● **Task goal**
In the mailing-list reply below:
(a) What date and time is given for the message?
(b) Which benchmark is named as one where the slab-allocated stuff is pretty much never allocated after some warmup?
(c) What does allocating tuples in different sizes lead to over time?

● **Selected excerpt**
Re: BUG #14231: logical replication wal sender process spins when using error traps in function

From: Tomas Vondra <tomas(dot)vondra(at)2ndquadrant(dot)com>
To: Andres Freund <andres(at)anarazel(dot)de>
Cc: Peter Geoghegan <pg(at)heroku(dot)com>, Alvaro Herrera <alvherre(at)2ndquadrant(dot)com>, pgsql-bugs(at)postgresql(dot)org, Andrew Gierth <andrew(at)tao11(dot)riddles(dot)org(dot)uk>, blake(at)rcmail(dot)com
Subject: Re: BUG #14231: logical replication wal sender process spins when using error traps in function
Date: 2016-07-19 16:22:13
Message-ID: 613a6533-1f20-d8eb-c852-414fd159c758@2ndquadrant.com
Views: Raw Message | Whole Thread | Download mbox | Resend email
Thread:
Lists: pgsql-bugs

On 07/19/2016 03:35 PM, Tomas Vondra wrote:
> On 07/19/2016 07:27 AM, Andres Freund wrote:
>> Hi,
>>
>> On 2016-07-19 07:04:43 +0200, Tomas Vondra wrote:
>>> So, I've spent a few hours experimenting with this idea, and I
>>> believe it seems like a good way forward. Attached is an early WIP
>>> patch that does this:
>>
>> Cool! Thanks for looking into this.
>>
>>
>>> I'm not sure whether the SlabContext is needed here - perhaps
>>> AllocSets would do equally well, at least in this case. I however
>>> wonder whether the existing local slab cache can actually improve
>>> anything, because what I see is a long sequence of pallocs()
>>> followed by a long sequence of pfrees(), which makes any reuse
>>> impossible. But I guess there are other cases where the palloc()
>>> and pfree() calls are mixed.
>>
>> In something more oltp like you'll see exactly that. IIRC, in
>> pgbench, we pretty much never allocate for the slab allocated stuff,
>> after some warmup.
>
> Yeah. Haven't done much testing at night. I think we'll need a set of
> test cases to validate the changes. We certainly don't want to improve
> one case and regress two others.
>
>>
>>> The other thing is that splitting the tuple context into two parts
>>> seems a bit wasteful - this mostly follows the MaxHeapTupleSize
>>> idea from the existing slab code, but how many tuples actually are
>>> this big?
>>
>> The issue is that allocating them differently sized leads to massive
>> memory fragmentation over time.

Element box annotations
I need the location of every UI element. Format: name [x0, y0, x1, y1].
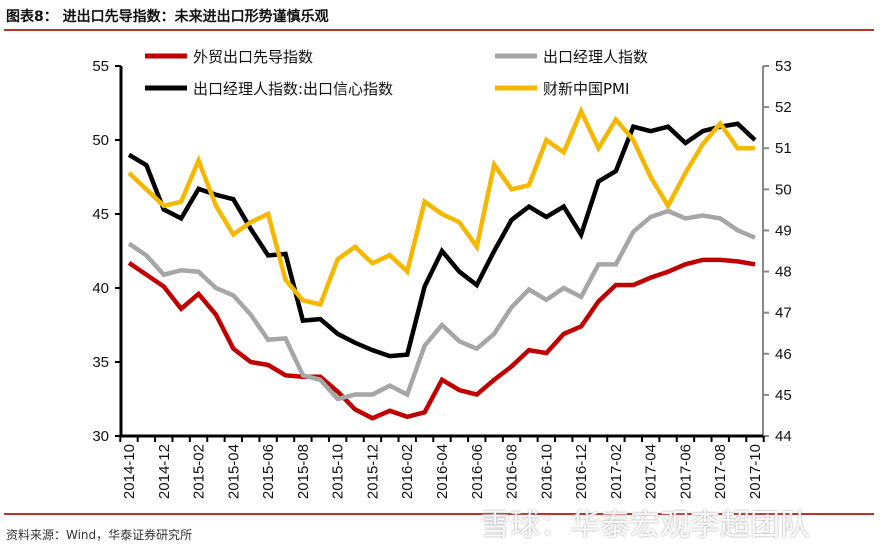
right-tick-label: 50	[775, 181, 792, 198]
right-tick-label: 51	[775, 140, 792, 157]
x-tick-label: 2016-04	[434, 444, 451, 499]
x-tick-label: 2015-10	[330, 444, 347, 499]
x-tick-label: 2015-02	[191, 444, 208, 499]
x-tick-label: 2014-12	[156, 444, 173, 499]
x-tick-label: 2017-10	[747, 444, 764, 499]
x-tick-label: 2015-12	[364, 444, 381, 499]
series-line-3	[127, 121, 757, 359]
figure-title: 图表8： 进出口先导指数：未来进出口形势谨慎乐观	[6, 9, 329, 25]
right-tick-label: 49	[775, 222, 792, 239]
left-tick-label: 55	[92, 58, 109, 75]
x-tick-label: 2016-10	[538, 444, 555, 499]
x-tick-label: 2016-02	[399, 444, 416, 499]
x-tick-label: 2017-04	[643, 444, 660, 499]
right-tick-label: 53	[775, 58, 792, 75]
footer-divider	[4, 513, 874, 515]
x-tick-label: 2015-06	[260, 444, 277, 499]
left-tick-label: 40	[92, 280, 109, 297]
title-divider	[4, 29, 874, 31]
x-tick-label: 2017-06	[677, 444, 694, 499]
watermark: 雪球：华泰宏观李超团队	[480, 508, 810, 543]
legend-label: 出口经理人指数	[543, 48, 648, 66]
right-tick-label: 47	[775, 305, 792, 322]
source-note: 资料来源：Wind，华泰证券研究所	[6, 528, 193, 542]
left-tick-label: 50	[92, 132, 109, 149]
x-tick-label: 2016-12	[573, 444, 590, 499]
left-tick-label: 35	[92, 354, 109, 371]
series-line-2	[127, 208, 756, 402]
x-tick-label: 2016-08	[504, 444, 521, 499]
right-tick-label: 52	[775, 99, 792, 116]
left-tick-label: 30	[92, 428, 109, 445]
right-tick-label: 48	[775, 264, 792, 281]
right-tick-label: 46	[775, 346, 792, 363]
right-tick-label: 44	[775, 428, 792, 445]
right-tick-label: 45	[775, 387, 792, 404]
x-tick-label: 2017-02	[608, 444, 625, 499]
left-tick-label: 45	[92, 206, 109, 223]
x-tick-label: 2015-08	[295, 444, 312, 499]
x-tick-label: 2016-06	[469, 444, 486, 499]
legend-label: 财新中国PMI	[543, 80, 629, 98]
x-tick-label: 2014-10	[121, 444, 138, 499]
x-tick-label: 2017-08	[712, 444, 729, 499]
series-line-1	[127, 257, 756, 421]
legend-label: 出口经理人指数:出口信心指数	[193, 80, 393, 98]
legend-label: 外贸出口先导指数	[193, 48, 313, 66]
x-tick-label: 2015-04	[225, 444, 242, 499]
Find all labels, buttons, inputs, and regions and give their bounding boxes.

● **Response to this task**
(a) 2016-07-19 16:22:13
(b) pgbench
(c) Massive memory fragmentation